**TASK:** Drop the pictures and restate the rest of the listing word for word.

*** Opening INFORMATION ***

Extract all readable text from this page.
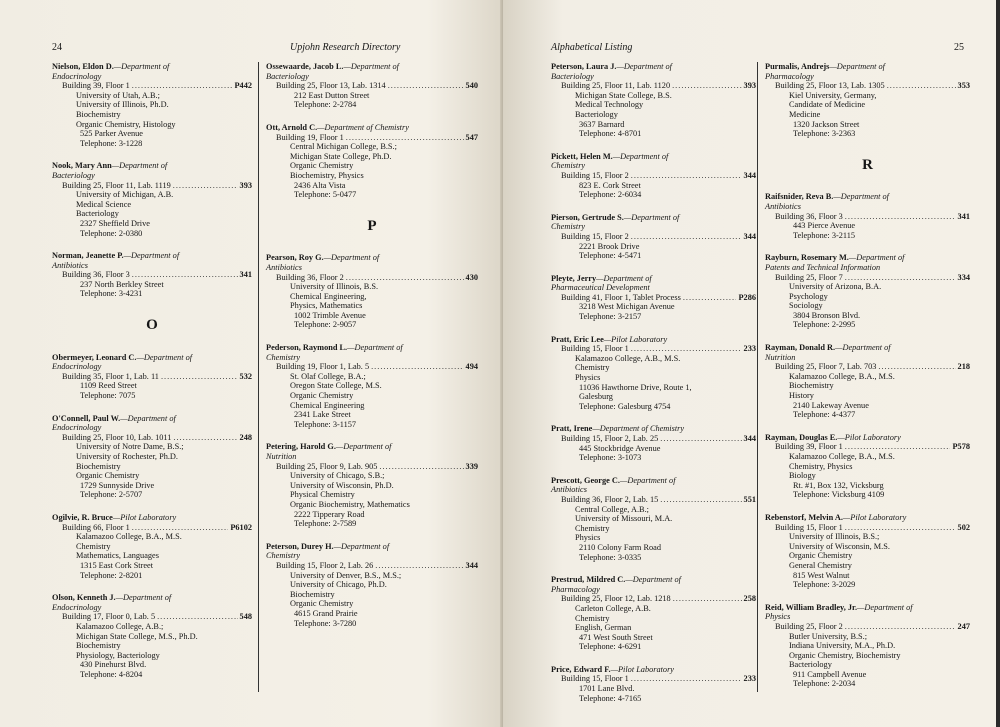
24	Upjohn Research Directory
Nielson, Eldon D.—Department of
Endocrinology
Building 39, Floor 1 .....	P442
University of Utah, A.B.;
University of Illinois, Ph.D.
Biochemistry
Organic Chemistry, Histology
525 Parker Avenue
Telephone: 3-1228
Nook, Mary Ann—Department of
Bacteriology
Building 25, Floor 11, Lab. 1119 .....	393
University of Michigan, A.B.
Medical Science
Bacteriology
2327 Sheffield Drive
Telephone: 2-0380
Norman, Jeanette P.—Department of
Antibiotics
Building 36, Floor 3 .....	341
237 North Berkley Street
Telephone: 3-4231
O
Obermeyer, Leonard C.—Department of
Endocrinology
Building 35, Floor 1, Lab. 11 .....	532
1109 Reed Street
Telephone: 7075
O'Connell, Paul W.—Department of
Endocrinology
Building 25, Floor 10, Lab. 1011 .....	248
University of Notre Dame, B.S.;
University of Rochester, Ph.D.
Biochemistry
Organic Chemistry
1729 Sunnyside Drive
Telephone: 2-5707
Ogilvie, R. Bruce—Pilot Laboratory
Building 66, Floor 1 .....	P6102
Kalamazoo College, B.A., M.S.
Chemistry
Mathematics, Languages
1315 East Cork Street
Telephone: 2-8201
Olson, Kenneth J.—Department of
Endocrinology
Building 17, Floor 0, Lab. 5 .....	548
Kalamazoo College, A.B.;
Michigan State College, M.S., Ph.D.
Biochemistry
Physiology, Bacteriology
430 Pinehurst Blvd.
Telephone: 4-8204
Ossewaarde, Jacob L.—Department of
Bacteriology
Building 25, Floor 13, Lab. 1314 .....	540
212 East Dutton Street
Telephone: 2-2784
Ott, Arnold C.—Department of Chemistry
Building 19, Floor 1 .....	547
Central Michigan College, B.S.;
Michigan State College, Ph.D.
Organic Chemistry
Biochemistry, Physics
2436 Alta Vista
Telephone: 5-0477
P
Pearson, Roy G.—Department of
Antibiotics
Building 36, Floor 2 .....	430
University of Illinois, B.S.
Chemical Engineering,
Physics, Mathematics
1002 Trimble Avenue
Telephone: 2-9057
Pederson, Raymond L.—Department of
Chemistry
Building 19, Floor 1, Lab. 5 .....	494
St. Olaf College, B.A.;
Oregon State College, M.S.
Organic Chemistry
Chemical Engineering
2341 Lake Street
Telephone: 3-1157
Petering, Harold G.—Department of
Nutrition
Building 25, Floor 9, Lab. 905 .....	339
University of Chicago, S.B.;
University of Wisconsin, Ph.D.
Physical Chemistry
Organic Biochemistry, Mathematics
2222 Tipperary Road
Telephone: 2-7589
Peterson, Durey H.—Department of
Chemistry
Building 15, Floor 2, Lab. 26 .....	344
University of Denver, B.S., M.S.;
University of Chicago, Ph.D.
Biochemistry
Organic Chemistry
4615 Grand Prairie
Telephone: 3-7280
Alphabetical Listing	25
Peterson, Laura J.—Department of
Bacteriology
Building 25, Floor 11, Lab. 1120 .....	393
Michigan State College, B.S.
Medical Technology
Bacteriology
3637 Barnard
Telephone: 4-8701
Pickett, Helen M.—Department of
Chemistry
Building 15, Floor 2 .....	344
823 E. Cork Street
Telephone: 2-6034
Pierson, Gertrude S.—Department of
Chemistry
Building 15, Floor 2 .....	344
2221 Brook Drive
Telephone: 4-5471
Pleyte, Jerry—Department of
Pharmaceutical Development
Building 41, Floor 1, Tablet Process .....	P286
3218 West Michigan Avenue
Telephone: 3-2157
Pratt, Eric Lee—Pilot Laboratory
Building 15, Floor 1 .....	233
Kalamazoo College, A.B., M.S.
Chemistry
Physics
11036 Hawthorne Drive, Route 1,
Galesburg
Telephone: Galesburg 4754
Pratt, Irene—Department of Chemistry
Building 15, Floor 2, Lab. 25 .....	344
445 Stockbridge Avenue
Telephone: 3-1073
Prescott, George C.—Department of
Antibiotics
Building 36, Floor 2, Lab. 15 .....	551
Central College, A.B.;
University of Missouri, M.A.
Chemistry
Physics
2110 Colony Farm Road
Telephone: 3-0335
Prestrud, Mildred C.—Department of
Pharmacology
Building 25, Floor 12, Lab. 1218 .....	258
Carleton College, A.B.
Chemistry
English, German
471 West South Street
Telephone: 4-6291
Price, Edward F.—Pilot Laboratory
Building 15, Floor 1 .....	233
1701 Lane Blvd.
Telephone: 4-7165
Purmalis, Andrejs—Department of
Pharmacology
Building 25, Floor 13, Lab. 1305 .....	353
Kiel University, Germany,
Candidate of Medicine
Medicine
1320 Jackson Street
Telephone: 3-2363
R
Raifsnider, Reva B.—Department of
Antibiotics
Building 36, Floor 3 .....	341
443 Pierce Avenue
Telephone: 3-2115
Rayburn, Rosemary M.—Department of
Patents and Technical Information
Building 25, Floor 7 .....	334
University of Arizona, B.A.
Psychology
Sociology
3804 Bronson Blvd.
Telephone: 2-2995
Rayman, Donald R.—Department of
Nutrition
Building 25, Floor 7, Lab. 703 .....	218
Kalamazoo College, B.A., M.S.
Biochemistry
History
2140 Lakeway Avenue
Telephone: 4-4377
Rayman, Douglas E.—Pilot Laboratory
Building 39, Floor 1 .....	P578
Kalamazoo College, B.A., M.S.
Chemistry, Physics
Biology
Rt. #1, Box 132, Vicksburg
Telephone: Vicksburg 4109
Rebenstorf, Melvin A.—Pilot Laboratory
Building 15, Floor 1 .....	502
University of Illinois, B.S.;
University of Wisconsin, M.S.
Organic Chemistry
General Chemistry
815 West Walnut
Telephone: 3-2029
Reid, William Bradley, Jr.—Department of
Physics
Building 25, Floor 2 .....	247
Butler University, B.S.;
Indiana University, M.A., Ph.D.
Organic Chemistry, Biochemistry
Bacteriology
911 Campbell Avenue
Telephone: 2-2034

*** Closing INFORMATION ***

**ANSWER SECTION:**
Extract all readable text from this page.
24	Upjohn Research Directory
Nielson, Eldon D.—Department of
Endocrinology
Building 39, Floor 1 .....	P442
University of Utah, A.B.;
University of Illinois, Ph.D.
Biochemistry
Organic Chemistry, Histology
525 Parker Avenue
Telephone: 3-1228
Nook, Mary Ann—Department of
Bacteriology
Building 25, Floor 11, Lab. 1119 .....	393
University of Michigan, A.B.
Medical Science
Bacteriology
2327 Sheffield Drive
Telephone: 2-0380
Norman, Jeanette P.—Department of
Antibiotics
Building 36, Floor 3 .....	341
237 North Berkley Street
Telephone: 3-4231
O
Obermeyer, Leonard C.—Department of
Endocrinology
Building 35, Floor 1, Lab. 11 .....	532
1109 Reed Street
Telephone: 7075
O'Connell, Paul W.—Department of
Endocrinology
Building 25, Floor 10, Lab. 1011 .....	248
University of Notre Dame, B.S.;
University of Rochester, Ph.D.
Biochemistry
Organic Chemistry
1729 Sunnyside Drive
Telephone: 2-5707
Ogilvie, R. Bruce—Pilot Laboratory
Building 66, Floor 1 .....	P6102
Kalamazoo College, B.A., M.S.
Chemistry
Mathematics, Languages
1315 East Cork Street
Telephone: 2-8201
Olson, Kenneth J.—Department of
Endocrinology
Building 17, Floor 0, Lab. 5 .....	548
Kalamazoo College, A.B.;
Michigan State College, M.S., Ph.D.
Biochemistry
Physiology, Bacteriology
430 Pinehurst Blvd.
Telephone: 4-8204
Ossewaarde, Jacob L.—Department of
Bacteriology
Building 25, Floor 13, Lab. 1314 .....	540
212 East Dutton Street
Telephone: 2-2784
Ott, Arnold C.—Department of Chemistry
Building 19, Floor 1 .....	547
Central Michigan College, B.S.;
Michigan State College, Ph.D.
Organic Chemistry
Biochemistry, Physics
2436 Alta Vista
Telephone: 5-0477
P
Pearson, Roy G.—Department of
Antibiotics
Building 36, Floor 2 .....	430
University of Illinois, B.S.
Chemical Engineering,
Physics, Mathematics
1002 Trimble Avenue
Telephone: 2-9057
Pederson, Raymond L.—Department of
Chemistry
Building 19, Floor 1, Lab. 5 .....	494
St. Olaf College, B.A.;
Oregon State College, M.S.
Organic Chemistry
Chemical Engineering
2341 Lake Street
Telephone: 3-1157
Petering, Harold G.—Department of
Nutrition
Building 25, Floor 9, Lab. 905 .....	339
University of Chicago, S.B.;
University of Wisconsin, Ph.D.
Physical Chemistry
Organic Biochemistry, Mathematics
2222 Tipperary Road
Telephone: 2-7589
Peterson, Durey H.—Department of
Chemistry
Building 15, Floor 2, Lab. 26 .....	344
University of Denver, B.S., M.S.;
University of Chicago, Ph.D.
Biochemistry
Organic Chemistry
4615 Grand Prairie
Telephone: 3-7280
Alphabetical Listing	25
Peterson, Laura J.—Department of
Bacteriology
Building 25, Floor 11, Lab. 1120 .....	393
Michigan State College, B.S.
Medical Technology
Bacteriology
3637 Barnard
Telephone: 4-8701
Pickett, Helen M.—Department of
Chemistry
Building 15, Floor 2 .....	344
823 E. Cork Street
Telephone: 2-6034
Pierson, Gertrude S.—Department of
Chemistry
Building 15, Floor 2 .....	344
2221 Brook Drive
Telephone: 4-5471
Pleyte, Jerry—Department of
Pharmaceutical Development
Building 41, Floor 1, Tablet Process .....	P286
3218 West Michigan Avenue
Telephone: 3-2157
Pratt, Eric Lee—Pilot Laboratory
Building 15, Floor 1 .....	233
Kalamazoo College, A.B., M.S.
Chemistry
Physics
11036 Hawthorne Drive, Route 1,
Galesburg
Telephone: Galesburg 4754
Pratt, Irene—Department of Chemistry
Building 15, Floor 2, Lab. 25 .....	344
445 Stockbridge Avenue
Telephone: 3-1073
Prescott, George C.—Department of
Antibiotics
Building 36, Floor 2, Lab. 15 .....	551
Central College, A.B.;
University of Missouri, M.A.
Chemistry
Physics
2110 Colony Farm Road
Telephone: 3-0335
Prestrud, Mildred C.—Department of
Pharmacology
Building 25, Floor 12, Lab. 1218 .....	258
Carleton College, A.B.
Chemistry
English, German
471 West South Street
Telephone: 4-6291
Price, Edward F.—Pilot Laboratory
Building 15, Floor 1 .....	233
1701 Lane Blvd.
Telephone: 4-7165
Purmalis, Andrejs—Department of
Pharmacology
Building 25, Floor 13, Lab. 1305 .....	353
Kiel University, Germany,
Candidate of Medicine
Medicine
1320 Jackson Street
Telephone: 3-2363
R
Raifsnider, Reva B.—Department of
Antibiotics
Building 36, Floor 3 .....	341
443 Pierce Avenue
Telephone: 3-2115
Rayburn, Rosemary M.—Department of
Patents and Technical Information
Building 25, Floor 7 .....	334
University of Arizona, B.A.
Psychology
Sociology
3804 Bronson Blvd.
Telephone: 2-2995
Rayman, Donald R.—Department of
Nutrition
Building 25, Floor 7, Lab. 703 .....	218
Kalamazoo College, B.A., M.S.
Biochemistry
History
2140 Lakeway Avenue
Telephone: 4-4377
Rayman, Douglas E.—Pilot Laboratory
Building 39, Floor 1 .....	P578
Kalamazoo College, B.A., M.S.
Chemistry, Physics
Biology
Rt. #1, Box 132, Vicksburg
Telephone: Vicksburg 4109
Rebenstorf, Melvin A.—Pilot Laboratory
Building 15, Floor 1 .....	502
University of Illinois, B.S.;
University of Wisconsin, M.S.
Organic Chemistry
General Chemistry
815 West Walnut
Telephone: 3-2029
Reid, William Bradley, Jr.—Department of
Physics
Building 25, Floor 2 .....	247
Butler University, B.S.;
Indiana University, M.A., Ph.D.
Organic Chemistry, Biochemistry
Bacteriology
911 Campbell Avenue
Telephone: 2-2034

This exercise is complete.